[Records from a dataset]
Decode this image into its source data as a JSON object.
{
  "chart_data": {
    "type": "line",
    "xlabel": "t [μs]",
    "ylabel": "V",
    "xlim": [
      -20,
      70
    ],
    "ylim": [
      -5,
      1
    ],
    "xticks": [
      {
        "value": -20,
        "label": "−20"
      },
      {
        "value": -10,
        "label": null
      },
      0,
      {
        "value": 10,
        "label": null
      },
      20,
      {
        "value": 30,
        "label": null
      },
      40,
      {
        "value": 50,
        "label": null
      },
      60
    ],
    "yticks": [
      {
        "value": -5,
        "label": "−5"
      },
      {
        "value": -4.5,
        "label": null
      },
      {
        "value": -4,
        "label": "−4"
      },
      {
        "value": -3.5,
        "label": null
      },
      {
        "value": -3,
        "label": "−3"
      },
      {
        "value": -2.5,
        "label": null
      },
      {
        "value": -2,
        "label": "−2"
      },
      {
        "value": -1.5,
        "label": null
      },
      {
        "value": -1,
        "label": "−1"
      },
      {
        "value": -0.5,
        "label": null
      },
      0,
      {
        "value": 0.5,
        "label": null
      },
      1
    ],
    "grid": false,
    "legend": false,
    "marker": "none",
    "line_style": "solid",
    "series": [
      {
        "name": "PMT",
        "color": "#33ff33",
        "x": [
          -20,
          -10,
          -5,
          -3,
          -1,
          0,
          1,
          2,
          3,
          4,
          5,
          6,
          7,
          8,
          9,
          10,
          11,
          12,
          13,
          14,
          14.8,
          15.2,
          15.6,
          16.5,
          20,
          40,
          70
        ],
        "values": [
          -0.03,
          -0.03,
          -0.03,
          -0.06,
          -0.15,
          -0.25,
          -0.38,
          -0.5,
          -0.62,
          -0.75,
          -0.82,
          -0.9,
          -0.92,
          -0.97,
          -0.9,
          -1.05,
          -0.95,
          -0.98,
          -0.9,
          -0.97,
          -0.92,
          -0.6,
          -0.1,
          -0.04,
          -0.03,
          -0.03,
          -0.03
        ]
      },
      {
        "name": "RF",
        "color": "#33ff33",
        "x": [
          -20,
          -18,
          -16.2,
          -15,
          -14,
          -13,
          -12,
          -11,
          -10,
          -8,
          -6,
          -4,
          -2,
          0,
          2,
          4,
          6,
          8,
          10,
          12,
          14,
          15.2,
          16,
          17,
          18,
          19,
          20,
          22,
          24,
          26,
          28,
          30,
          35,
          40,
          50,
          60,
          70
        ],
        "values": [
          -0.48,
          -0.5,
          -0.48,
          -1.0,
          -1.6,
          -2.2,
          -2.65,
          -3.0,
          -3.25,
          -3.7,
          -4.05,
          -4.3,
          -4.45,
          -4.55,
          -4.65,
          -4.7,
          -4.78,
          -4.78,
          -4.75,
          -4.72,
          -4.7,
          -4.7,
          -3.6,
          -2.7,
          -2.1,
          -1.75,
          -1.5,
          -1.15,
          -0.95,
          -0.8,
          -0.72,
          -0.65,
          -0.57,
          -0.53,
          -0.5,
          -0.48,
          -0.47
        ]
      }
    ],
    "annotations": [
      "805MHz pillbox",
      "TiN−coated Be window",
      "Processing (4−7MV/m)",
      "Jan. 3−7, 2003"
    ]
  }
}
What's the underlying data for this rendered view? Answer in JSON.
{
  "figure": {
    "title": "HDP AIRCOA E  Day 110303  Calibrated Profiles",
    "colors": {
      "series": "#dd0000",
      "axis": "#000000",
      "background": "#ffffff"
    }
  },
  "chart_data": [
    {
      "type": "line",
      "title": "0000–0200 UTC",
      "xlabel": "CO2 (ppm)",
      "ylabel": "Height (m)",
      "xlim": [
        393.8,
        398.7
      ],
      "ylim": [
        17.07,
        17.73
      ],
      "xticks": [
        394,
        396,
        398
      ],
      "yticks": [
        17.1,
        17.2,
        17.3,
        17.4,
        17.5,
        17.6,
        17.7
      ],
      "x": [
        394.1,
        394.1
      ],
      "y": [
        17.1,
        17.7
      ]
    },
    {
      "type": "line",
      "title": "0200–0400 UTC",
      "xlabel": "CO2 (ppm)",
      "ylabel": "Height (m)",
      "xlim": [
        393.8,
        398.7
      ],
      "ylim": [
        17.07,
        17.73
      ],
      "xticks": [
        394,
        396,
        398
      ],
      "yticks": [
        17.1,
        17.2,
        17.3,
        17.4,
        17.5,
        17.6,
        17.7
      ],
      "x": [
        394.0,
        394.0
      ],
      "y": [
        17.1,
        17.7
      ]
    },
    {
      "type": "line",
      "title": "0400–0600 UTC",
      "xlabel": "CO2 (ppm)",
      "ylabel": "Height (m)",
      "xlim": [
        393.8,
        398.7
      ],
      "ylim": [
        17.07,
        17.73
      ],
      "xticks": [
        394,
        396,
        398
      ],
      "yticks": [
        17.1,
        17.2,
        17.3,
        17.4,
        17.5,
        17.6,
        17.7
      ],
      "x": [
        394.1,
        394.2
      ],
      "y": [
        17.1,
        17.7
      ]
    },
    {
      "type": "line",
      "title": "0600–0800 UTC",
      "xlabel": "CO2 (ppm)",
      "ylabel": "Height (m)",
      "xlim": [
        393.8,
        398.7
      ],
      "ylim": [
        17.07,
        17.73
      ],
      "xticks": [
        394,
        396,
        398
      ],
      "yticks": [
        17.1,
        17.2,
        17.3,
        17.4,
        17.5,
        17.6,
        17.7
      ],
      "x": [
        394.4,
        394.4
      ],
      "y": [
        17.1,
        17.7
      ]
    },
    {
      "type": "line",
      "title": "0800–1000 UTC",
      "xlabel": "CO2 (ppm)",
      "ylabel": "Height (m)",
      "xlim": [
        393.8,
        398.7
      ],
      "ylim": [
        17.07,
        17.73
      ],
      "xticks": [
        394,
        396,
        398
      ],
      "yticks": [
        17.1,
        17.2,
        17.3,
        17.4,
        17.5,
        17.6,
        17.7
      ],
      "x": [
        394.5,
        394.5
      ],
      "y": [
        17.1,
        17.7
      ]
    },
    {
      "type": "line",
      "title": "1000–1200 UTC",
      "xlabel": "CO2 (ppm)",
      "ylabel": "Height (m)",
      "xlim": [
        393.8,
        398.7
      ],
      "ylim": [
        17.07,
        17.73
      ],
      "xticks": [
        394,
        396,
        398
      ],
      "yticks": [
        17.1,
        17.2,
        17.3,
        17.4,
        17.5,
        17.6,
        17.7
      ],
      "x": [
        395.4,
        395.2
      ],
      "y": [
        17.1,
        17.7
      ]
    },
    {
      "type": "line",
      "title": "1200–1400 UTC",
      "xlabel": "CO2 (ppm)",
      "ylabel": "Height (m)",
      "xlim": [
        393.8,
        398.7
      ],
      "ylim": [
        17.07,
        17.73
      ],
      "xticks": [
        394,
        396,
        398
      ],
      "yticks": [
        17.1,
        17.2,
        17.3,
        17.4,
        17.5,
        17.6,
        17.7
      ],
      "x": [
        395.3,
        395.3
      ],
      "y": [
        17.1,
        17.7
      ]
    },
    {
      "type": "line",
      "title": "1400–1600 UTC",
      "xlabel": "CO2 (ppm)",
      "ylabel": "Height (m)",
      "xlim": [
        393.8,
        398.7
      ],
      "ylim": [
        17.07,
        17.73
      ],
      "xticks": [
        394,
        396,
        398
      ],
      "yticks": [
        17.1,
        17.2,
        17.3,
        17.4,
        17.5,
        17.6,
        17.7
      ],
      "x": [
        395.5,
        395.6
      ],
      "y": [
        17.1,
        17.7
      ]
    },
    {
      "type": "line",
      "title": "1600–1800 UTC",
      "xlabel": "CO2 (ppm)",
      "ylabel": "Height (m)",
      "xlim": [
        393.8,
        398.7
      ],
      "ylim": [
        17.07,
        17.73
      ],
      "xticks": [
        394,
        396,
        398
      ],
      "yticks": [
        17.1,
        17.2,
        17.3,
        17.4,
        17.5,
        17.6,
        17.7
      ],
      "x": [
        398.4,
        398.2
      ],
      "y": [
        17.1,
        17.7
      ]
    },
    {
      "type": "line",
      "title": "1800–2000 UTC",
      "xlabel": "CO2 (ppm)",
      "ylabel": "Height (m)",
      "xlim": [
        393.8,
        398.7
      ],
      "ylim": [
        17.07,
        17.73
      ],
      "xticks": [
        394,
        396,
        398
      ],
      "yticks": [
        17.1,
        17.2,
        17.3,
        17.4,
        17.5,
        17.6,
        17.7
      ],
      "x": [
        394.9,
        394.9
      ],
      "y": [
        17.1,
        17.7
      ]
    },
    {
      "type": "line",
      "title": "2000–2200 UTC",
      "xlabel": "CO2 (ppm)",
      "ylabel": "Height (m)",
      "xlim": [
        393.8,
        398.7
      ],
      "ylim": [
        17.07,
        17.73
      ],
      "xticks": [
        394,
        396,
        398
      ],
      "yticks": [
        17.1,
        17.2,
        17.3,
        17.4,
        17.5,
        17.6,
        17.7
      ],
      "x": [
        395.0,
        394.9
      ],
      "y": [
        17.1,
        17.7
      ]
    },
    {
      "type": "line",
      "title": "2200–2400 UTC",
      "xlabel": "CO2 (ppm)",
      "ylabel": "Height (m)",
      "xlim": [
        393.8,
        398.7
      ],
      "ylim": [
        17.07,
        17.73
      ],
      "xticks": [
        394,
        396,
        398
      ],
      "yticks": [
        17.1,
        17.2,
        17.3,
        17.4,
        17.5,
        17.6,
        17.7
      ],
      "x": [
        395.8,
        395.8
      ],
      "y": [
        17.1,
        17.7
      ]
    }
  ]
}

• Problem description
Work out how many lines of the listing above include "this". Answer with the number and nothing more.

• Output of the exercise
2